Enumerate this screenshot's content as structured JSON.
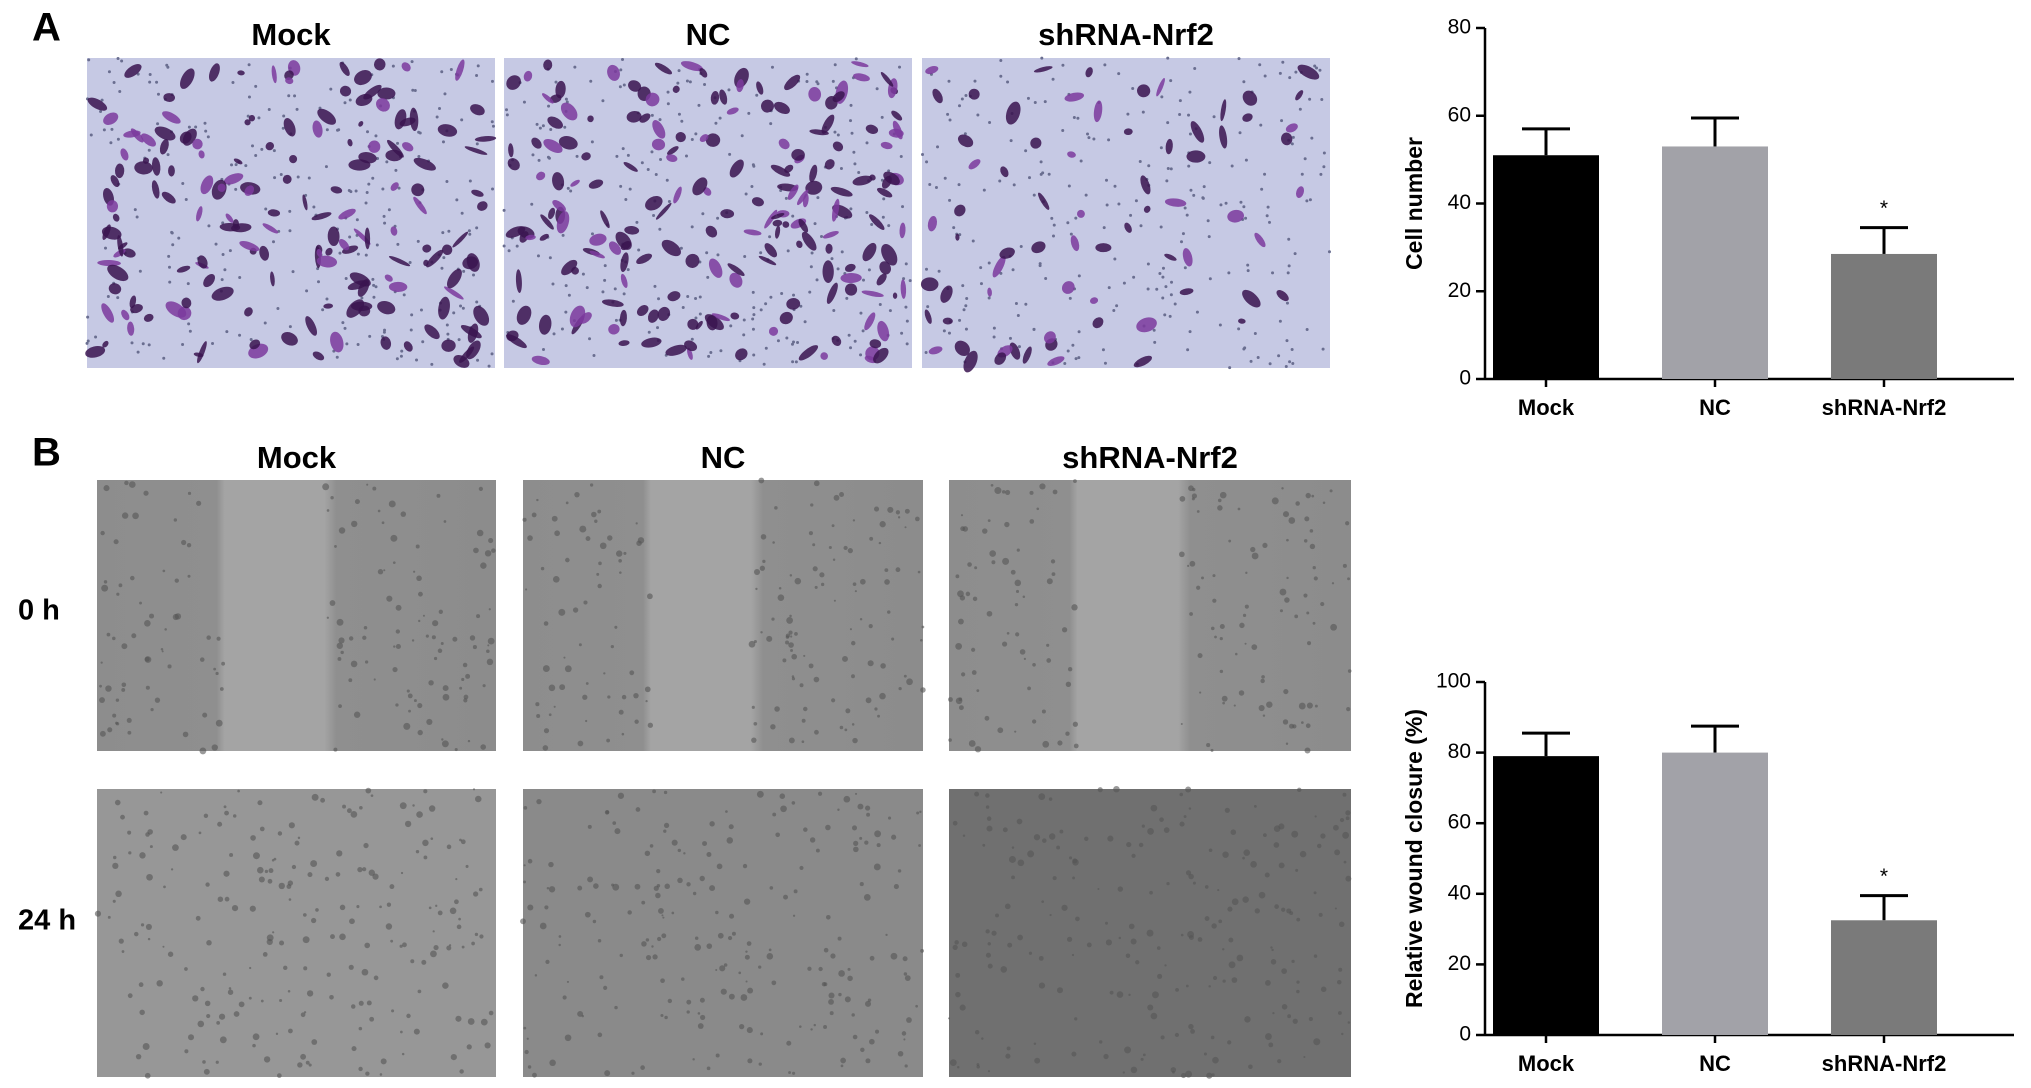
{
  "panels": {
    "a": "A",
    "b": "B"
  },
  "columns": [
    "Mock",
    "NC",
    "shRNA-Nrf2"
  ],
  "rows": [
    "0 h",
    "24 h"
  ],
  "chart_data": [
    {
      "type": "bar",
      "y_label": "Cell number",
      "categories": [
        "Mock",
        "NC",
        "shRNA-Nrf2"
      ],
      "values": [
        51,
        53,
        28.5
      ],
      "errors": [
        6,
        6.5,
        6
      ],
      "colors": [
        "#000000",
        "#a2a2a8",
        "#7a7a7a"
      ],
      "ylim": [
        0,
        80
      ],
      "yticks": [
        0,
        20,
        40,
        60,
        80
      ],
      "annotations": [
        {
          "category": "shRNA-Nrf2",
          "text": "*"
        }
      ]
    },
    {
      "type": "bar",
      "y_label": "Relative wound closure (%)",
      "categories": [
        "Mock",
        "NC",
        "shRNA-Nrf2"
      ],
      "values": [
        79,
        80,
        32.5
      ],
      "errors": [
        6.5,
        7.5,
        7
      ],
      "colors": [
        "#000000",
        "#a2a2a8",
        "#7a7a7a"
      ],
      "ylim": [
        0,
        100
      ],
      "yticks": [
        0,
        20,
        40,
        60,
        80,
        100
      ],
      "annotations": [
        {
          "category": "shRNA-Nrf2",
          "text": "*"
        }
      ]
    }
  ]
}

INSTRUCTIONS FOR THE TASK:
Reproduce the data word for word, excluding its pictures.

OUTPUT FOR THIS EXERCISE:
Enumerate this screenshot's content as structured JSON.
{
  "panels": {
    "a": "A",
    "b": "B"
  },
  "columns": [
    "Mock",
    "NC",
    "shRNA-Nrf2"
  ],
  "rows": [
    "0 h",
    "24 h"
  ],
  "chart_data": [
    {
      "type": "bar",
      "y_label": "Cell number",
      "categories": [
        "Mock",
        "NC",
        "shRNA-Nrf2"
      ],
      "values": [
        51,
        53,
        28.5
      ],
      "errors": [
        6,
        6.5,
        6
      ],
      "colors": [
        "#000000",
        "#a2a2a8",
        "#7a7a7a"
      ],
      "ylim": [
        0,
        80
      ],
      "yticks": [
        0,
        20,
        40,
        60,
        80
      ],
      "annotations": [
        {
          "category": "shRNA-Nrf2",
          "text": "*"
        }
      ]
    },
    {
      "type": "bar",
      "y_label": "Relative wound closure (%)",
      "categories": [
        "Mock",
        "NC",
        "shRNA-Nrf2"
      ],
      "values": [
        79,
        80,
        32.5
      ],
      "errors": [
        6.5,
        7.5,
        7
      ],
      "colors": [
        "#000000",
        "#a2a2a8",
        "#7a7a7a"
      ],
      "ylim": [
        0,
        100
      ],
      "yticks": [
        0,
        20,
        40,
        60,
        80,
        100
      ],
      "annotations": [
        {
          "category": "shRNA-Nrf2",
          "text": "*"
        }
      ]
    }
  ]
}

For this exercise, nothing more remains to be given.